=== PROBLEM ===
Reproduce the full listing that appears beneath this instruction exactly.

=== SUPPLIED INFORMATION ===
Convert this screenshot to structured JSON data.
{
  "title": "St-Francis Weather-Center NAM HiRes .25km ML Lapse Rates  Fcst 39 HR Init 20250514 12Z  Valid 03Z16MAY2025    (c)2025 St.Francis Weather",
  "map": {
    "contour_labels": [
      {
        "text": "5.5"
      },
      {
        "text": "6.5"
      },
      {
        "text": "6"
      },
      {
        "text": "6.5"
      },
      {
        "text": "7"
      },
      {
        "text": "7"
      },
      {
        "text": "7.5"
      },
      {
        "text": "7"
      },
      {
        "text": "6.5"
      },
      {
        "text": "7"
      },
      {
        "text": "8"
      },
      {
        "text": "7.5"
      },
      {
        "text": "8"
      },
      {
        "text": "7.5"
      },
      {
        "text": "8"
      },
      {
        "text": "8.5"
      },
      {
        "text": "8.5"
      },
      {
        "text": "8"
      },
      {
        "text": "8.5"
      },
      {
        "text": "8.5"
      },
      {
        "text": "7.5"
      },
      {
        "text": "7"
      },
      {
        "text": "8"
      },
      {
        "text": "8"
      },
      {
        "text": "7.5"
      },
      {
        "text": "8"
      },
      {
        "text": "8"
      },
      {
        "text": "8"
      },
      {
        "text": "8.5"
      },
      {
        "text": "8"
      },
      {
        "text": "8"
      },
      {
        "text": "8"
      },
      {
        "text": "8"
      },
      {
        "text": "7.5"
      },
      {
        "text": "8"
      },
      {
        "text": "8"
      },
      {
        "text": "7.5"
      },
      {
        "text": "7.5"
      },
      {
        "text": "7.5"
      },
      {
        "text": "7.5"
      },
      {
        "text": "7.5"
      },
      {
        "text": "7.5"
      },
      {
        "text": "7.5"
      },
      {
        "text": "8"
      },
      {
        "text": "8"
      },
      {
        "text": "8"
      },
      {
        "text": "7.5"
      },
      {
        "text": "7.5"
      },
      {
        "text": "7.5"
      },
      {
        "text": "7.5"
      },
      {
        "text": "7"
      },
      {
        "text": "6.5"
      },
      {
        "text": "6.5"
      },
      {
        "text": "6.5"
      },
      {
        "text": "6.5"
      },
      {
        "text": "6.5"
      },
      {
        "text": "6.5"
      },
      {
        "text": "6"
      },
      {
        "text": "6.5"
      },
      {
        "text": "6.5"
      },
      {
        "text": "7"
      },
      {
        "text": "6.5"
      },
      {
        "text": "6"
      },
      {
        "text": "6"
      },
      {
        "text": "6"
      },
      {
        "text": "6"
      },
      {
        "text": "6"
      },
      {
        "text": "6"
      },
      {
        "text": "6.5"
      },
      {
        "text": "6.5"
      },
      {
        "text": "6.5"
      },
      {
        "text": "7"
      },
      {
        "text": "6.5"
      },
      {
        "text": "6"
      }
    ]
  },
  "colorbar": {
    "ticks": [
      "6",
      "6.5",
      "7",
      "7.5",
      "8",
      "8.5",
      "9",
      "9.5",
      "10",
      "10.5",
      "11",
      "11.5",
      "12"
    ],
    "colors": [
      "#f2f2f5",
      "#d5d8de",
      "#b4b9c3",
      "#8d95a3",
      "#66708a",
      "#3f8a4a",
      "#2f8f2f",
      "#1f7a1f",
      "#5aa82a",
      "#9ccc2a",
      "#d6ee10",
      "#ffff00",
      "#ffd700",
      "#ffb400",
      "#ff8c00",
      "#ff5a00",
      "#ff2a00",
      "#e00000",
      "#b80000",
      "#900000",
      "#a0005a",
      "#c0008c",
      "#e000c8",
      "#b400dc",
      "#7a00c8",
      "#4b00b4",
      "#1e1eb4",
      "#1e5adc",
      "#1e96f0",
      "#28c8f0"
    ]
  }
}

=== EXPECTED OUTPUT ===
Convert this screenshot to structured JSON data.
{
  "title": "St-Francis Weather-Center NAM HiRes .25km ML Lapse Rates  Fcst 39 HR Init 20250514 12Z  Valid 03Z16MAY2025    (c)2025 St.Francis Weather",
  "map": {
    "contour_labels": [
      {
        "text": "5.5"
      },
      {
        "text": "6.5"
      },
      {
        "text": "6"
      },
      {
        "text": "6.5"
      },
      {
        "text": "7"
      },
      {
        "text": "7"
      },
      {
        "text": "7.5"
      },
      {
        "text": "7"
      },
      {
        "text": "6.5"
      },
      {
        "text": "7"
      },
      {
        "text": "8"
      },
      {
        "text": "7.5"
      },
      {
        "text": "8"
      },
      {
        "text": "7.5"
      },
      {
        "text": "8"
      },
      {
        "text": "8.5"
      },
      {
        "text": "8.5"
      },
      {
        "text": "8"
      },
      {
        "text": "8.5"
      },
      {
        "text": "8.5"
      },
      {
        "text": "7.5"
      },
      {
        "text": "7"
      },
      {
        "text": "8"
      },
      {
        "text": "8"
      },
      {
        "text": "7.5"
      },
      {
        "text": "8"
      },
      {
        "text": "8"
      },
      {
        "text": "8"
      },
      {
        "text": "8.5"
      },
      {
        "text": "8"
      },
      {
        "text": "8"
      },
      {
        "text": "8"
      },
      {
        "text": "8"
      },
      {
        "text": "7.5"
      },
      {
        "text": "8"
      },
      {
        "text": "8"
      },
      {
        "text": "7.5"
      },
      {
        "text": "7.5"
      },
      {
        "text": "7.5"
      },
      {
        "text": "7.5"
      },
      {
        "text": "7.5"
      },
      {
        "text": "7.5"
      },
      {
        "text": "7.5"
      },
      {
        "text": "8"
      },
      {
        "text": "8"
      },
      {
        "text": "8"
      },
      {
        "text": "7.5"
      },
      {
        "text": "7.5"
      },
      {
        "text": "7.5"
      },
      {
        "text": "7.5"
      },
      {
        "text": "7"
      },
      {
        "text": "6.5"
      },
      {
        "text": "6.5"
      },
      {
        "text": "6.5"
      },
      {
        "text": "6.5"
      },
      {
        "text": "6.5"
      },
      {
        "text": "6.5"
      },
      {
        "text": "6"
      },
      {
        "text": "6.5"
      },
      {
        "text": "6.5"
      },
      {
        "text": "7"
      },
      {
        "text": "6.5"
      },
      {
        "text": "6"
      },
      {
        "text": "6"
      },
      {
        "text": "6"
      },
      {
        "text": "6"
      },
      {
        "text": "6"
      },
      {
        "text": "6"
      },
      {
        "text": "6.5"
      },
      {
        "text": "6.5"
      },
      {
        "text": "6.5"
      },
      {
        "text": "7"
      },
      {
        "text": "6.5"
      },
      {
        "text": "6"
      }
    ]
  },
  "colorbar": {
    "ticks": [
      "6",
      "6.5",
      "7",
      "7.5",
      "8",
      "8.5",
      "9",
      "9.5",
      "10",
      "10.5",
      "11",
      "11.5",
      "12"
    ],
    "colors": [
      "#f2f2f5",
      "#d5d8de",
      "#b4b9c3",
      "#8d95a3",
      "#66708a",
      "#3f8a4a",
      "#2f8f2f",
      "#1f7a1f",
      "#5aa82a",
      "#9ccc2a",
      "#d6ee10",
      "#ffff00",
      "#ffd700",
      "#ffb400",
      "#ff8c00",
      "#ff5a00",
      "#ff2a00",
      "#e00000",
      "#b80000",
      "#900000",
      "#a0005a",
      "#c0008c",
      "#e000c8",
      "#b400dc",
      "#7a00c8",
      "#4b00b4",
      "#1e1eb4",
      "#1e5adc",
      "#1e96f0",
      "#28c8f0"
    ]
  }
}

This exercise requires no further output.